─── Stored records
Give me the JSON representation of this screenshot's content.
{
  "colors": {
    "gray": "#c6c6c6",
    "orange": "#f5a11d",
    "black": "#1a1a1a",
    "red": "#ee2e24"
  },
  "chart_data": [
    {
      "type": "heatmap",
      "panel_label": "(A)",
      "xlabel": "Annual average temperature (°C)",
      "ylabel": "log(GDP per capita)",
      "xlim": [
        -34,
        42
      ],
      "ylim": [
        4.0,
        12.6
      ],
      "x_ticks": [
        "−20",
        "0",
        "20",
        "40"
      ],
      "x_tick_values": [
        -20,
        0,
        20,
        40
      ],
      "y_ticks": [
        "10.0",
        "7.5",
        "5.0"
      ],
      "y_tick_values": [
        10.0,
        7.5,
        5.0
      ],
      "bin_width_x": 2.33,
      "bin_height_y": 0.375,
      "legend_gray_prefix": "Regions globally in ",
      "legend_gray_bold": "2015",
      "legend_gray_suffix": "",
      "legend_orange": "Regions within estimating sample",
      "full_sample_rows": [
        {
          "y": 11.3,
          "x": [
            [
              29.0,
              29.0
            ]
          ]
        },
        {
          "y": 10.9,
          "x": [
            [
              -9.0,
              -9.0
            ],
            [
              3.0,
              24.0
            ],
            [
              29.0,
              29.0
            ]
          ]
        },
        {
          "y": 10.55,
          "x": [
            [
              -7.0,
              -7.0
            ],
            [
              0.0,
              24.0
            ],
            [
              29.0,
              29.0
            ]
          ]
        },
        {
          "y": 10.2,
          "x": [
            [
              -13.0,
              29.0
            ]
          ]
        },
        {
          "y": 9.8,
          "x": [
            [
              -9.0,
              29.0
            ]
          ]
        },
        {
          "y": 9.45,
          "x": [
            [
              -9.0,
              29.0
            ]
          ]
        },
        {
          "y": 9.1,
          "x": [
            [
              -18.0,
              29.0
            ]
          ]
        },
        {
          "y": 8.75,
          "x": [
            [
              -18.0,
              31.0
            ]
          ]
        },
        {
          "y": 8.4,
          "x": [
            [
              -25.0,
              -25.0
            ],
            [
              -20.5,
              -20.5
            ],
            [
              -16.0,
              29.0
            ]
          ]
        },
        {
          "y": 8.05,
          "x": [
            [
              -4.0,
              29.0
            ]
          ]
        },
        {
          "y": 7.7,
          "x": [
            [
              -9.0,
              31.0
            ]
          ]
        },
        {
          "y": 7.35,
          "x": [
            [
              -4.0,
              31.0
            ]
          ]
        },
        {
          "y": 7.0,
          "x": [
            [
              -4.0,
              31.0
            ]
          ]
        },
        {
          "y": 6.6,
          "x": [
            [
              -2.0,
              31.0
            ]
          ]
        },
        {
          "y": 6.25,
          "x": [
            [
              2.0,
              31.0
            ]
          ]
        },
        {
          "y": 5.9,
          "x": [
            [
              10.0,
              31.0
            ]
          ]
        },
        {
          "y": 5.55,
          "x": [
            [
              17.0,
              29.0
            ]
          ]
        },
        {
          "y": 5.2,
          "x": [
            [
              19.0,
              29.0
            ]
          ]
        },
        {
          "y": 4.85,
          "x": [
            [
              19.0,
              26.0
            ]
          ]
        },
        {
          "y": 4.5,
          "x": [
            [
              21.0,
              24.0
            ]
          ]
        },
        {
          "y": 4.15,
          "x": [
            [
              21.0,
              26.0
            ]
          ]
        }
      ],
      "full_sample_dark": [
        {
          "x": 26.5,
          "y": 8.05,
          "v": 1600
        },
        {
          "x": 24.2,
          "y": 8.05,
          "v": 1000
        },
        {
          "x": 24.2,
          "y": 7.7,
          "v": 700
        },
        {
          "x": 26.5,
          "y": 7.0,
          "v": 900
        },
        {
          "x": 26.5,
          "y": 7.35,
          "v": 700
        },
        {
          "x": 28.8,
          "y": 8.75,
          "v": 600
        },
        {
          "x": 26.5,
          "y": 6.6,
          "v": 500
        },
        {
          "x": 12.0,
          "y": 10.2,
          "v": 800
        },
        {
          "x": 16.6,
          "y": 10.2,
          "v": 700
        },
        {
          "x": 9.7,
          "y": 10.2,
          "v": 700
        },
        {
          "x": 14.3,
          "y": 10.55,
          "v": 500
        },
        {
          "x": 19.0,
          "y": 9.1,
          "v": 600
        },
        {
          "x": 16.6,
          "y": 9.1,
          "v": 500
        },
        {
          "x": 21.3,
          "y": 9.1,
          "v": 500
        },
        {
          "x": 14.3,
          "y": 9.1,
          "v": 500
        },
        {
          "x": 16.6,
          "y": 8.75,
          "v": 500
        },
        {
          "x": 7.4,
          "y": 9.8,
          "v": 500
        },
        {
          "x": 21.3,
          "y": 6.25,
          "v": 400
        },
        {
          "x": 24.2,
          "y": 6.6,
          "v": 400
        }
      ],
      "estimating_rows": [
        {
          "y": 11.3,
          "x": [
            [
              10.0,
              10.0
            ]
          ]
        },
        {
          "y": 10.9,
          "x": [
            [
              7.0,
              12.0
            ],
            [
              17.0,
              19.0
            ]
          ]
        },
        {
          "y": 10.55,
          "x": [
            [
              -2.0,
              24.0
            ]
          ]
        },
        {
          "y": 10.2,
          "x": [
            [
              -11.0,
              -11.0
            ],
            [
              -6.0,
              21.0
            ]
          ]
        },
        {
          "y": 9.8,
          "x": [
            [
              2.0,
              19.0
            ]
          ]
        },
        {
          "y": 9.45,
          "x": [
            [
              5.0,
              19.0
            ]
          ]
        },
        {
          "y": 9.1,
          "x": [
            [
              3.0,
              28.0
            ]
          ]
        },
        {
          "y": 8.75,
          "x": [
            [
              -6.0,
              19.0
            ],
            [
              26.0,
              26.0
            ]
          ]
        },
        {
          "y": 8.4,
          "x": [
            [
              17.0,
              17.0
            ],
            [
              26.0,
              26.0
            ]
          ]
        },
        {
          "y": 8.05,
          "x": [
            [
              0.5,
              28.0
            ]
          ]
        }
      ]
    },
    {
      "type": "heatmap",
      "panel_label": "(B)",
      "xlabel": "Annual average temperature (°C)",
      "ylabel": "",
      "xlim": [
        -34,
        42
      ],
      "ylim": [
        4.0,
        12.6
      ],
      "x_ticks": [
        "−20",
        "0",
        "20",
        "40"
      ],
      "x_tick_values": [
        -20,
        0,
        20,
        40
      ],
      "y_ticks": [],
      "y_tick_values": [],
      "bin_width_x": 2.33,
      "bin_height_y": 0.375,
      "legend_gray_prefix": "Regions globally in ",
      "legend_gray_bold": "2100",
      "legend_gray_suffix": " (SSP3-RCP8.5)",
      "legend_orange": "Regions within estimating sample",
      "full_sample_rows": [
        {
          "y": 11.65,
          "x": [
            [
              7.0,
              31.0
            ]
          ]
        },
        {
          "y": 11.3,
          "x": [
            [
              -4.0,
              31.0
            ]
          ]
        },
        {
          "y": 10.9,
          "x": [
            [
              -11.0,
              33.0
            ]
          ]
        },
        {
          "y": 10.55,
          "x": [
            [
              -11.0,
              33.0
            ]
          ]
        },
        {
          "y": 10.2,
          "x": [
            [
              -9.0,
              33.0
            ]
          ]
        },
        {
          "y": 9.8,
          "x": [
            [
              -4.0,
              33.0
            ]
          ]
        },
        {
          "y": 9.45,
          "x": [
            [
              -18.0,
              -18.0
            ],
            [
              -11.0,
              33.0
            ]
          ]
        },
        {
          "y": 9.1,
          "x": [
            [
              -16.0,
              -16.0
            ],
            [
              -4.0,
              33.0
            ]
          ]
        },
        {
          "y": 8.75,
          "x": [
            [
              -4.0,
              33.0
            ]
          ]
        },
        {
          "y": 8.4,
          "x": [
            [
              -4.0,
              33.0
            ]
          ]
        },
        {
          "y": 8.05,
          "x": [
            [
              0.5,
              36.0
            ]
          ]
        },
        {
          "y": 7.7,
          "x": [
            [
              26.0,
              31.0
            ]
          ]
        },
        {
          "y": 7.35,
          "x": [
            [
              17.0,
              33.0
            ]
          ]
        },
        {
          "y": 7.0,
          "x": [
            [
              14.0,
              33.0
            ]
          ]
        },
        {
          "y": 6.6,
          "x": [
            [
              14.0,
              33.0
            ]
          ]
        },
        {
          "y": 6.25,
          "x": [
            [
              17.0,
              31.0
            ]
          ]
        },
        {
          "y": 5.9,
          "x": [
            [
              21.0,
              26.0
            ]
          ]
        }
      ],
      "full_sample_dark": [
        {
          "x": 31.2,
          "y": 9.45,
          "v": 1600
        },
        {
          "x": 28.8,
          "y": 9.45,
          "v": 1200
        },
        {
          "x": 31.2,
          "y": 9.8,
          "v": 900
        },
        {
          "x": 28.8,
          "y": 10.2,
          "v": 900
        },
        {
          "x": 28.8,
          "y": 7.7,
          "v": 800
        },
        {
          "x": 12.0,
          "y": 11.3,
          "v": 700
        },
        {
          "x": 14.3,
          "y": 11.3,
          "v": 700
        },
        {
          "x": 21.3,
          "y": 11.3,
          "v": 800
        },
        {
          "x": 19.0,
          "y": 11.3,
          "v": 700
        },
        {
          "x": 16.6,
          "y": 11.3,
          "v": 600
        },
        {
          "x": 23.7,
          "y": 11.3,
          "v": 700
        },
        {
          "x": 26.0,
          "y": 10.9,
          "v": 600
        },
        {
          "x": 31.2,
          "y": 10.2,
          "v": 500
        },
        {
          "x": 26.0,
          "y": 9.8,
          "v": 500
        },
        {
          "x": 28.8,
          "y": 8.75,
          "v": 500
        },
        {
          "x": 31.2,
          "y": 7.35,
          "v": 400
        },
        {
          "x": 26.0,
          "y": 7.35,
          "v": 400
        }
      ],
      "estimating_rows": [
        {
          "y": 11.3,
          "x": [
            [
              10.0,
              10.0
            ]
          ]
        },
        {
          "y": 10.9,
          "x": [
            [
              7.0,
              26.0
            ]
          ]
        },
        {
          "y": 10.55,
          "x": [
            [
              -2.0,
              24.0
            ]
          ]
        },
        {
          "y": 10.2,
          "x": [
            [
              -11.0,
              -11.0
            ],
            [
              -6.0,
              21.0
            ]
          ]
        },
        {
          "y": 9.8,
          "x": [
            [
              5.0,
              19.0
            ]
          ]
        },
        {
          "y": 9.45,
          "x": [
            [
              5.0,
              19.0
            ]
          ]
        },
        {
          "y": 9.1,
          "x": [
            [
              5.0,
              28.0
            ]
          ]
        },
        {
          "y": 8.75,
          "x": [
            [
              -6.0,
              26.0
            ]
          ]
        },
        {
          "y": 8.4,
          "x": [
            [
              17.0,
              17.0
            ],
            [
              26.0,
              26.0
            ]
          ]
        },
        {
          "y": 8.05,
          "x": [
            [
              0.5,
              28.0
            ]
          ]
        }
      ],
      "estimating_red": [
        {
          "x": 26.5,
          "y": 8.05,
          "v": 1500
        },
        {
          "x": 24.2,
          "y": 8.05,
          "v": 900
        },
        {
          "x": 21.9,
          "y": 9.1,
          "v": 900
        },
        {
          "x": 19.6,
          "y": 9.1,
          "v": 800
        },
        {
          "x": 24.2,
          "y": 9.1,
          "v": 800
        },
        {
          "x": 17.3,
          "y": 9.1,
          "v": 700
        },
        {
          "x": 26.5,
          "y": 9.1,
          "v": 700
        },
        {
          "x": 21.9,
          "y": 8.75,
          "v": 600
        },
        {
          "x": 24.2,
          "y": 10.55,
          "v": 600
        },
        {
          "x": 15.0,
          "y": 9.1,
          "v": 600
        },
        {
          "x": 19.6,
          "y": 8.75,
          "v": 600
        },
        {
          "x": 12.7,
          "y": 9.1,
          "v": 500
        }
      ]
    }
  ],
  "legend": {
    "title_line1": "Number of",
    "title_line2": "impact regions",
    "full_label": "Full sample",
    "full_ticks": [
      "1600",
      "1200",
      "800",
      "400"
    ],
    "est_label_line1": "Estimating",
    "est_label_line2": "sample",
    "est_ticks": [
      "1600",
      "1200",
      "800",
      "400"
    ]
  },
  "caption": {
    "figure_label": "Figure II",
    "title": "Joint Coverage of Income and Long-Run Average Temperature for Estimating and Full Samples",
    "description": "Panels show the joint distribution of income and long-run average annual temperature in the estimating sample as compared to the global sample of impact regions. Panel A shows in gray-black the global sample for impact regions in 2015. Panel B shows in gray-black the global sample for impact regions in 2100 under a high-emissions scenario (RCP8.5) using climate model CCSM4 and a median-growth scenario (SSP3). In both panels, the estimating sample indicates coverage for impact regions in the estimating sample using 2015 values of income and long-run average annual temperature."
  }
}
──────
● **Work required**
Gather and return every line that holds the string "black".

● **Reply**
    "black": "#1a1a1a",
    "description": "Panels show the joint distribution of income and long-run average annual temperature in the estimating sample as compared to the global sample of impact regions. Panel A shows in gray-black the global sample for impact regions in 2015. Panel B shows in gray-black the global sample for impact regions in 2100 under a high-emissions scenario (RCP8.5) using climate model CCSM4 and a median-growth scenario (SSP3). In both panels, the estimating sample indicates coverage for impact regions in the estimating sample using 2015 values of income and long-run average annual temperature."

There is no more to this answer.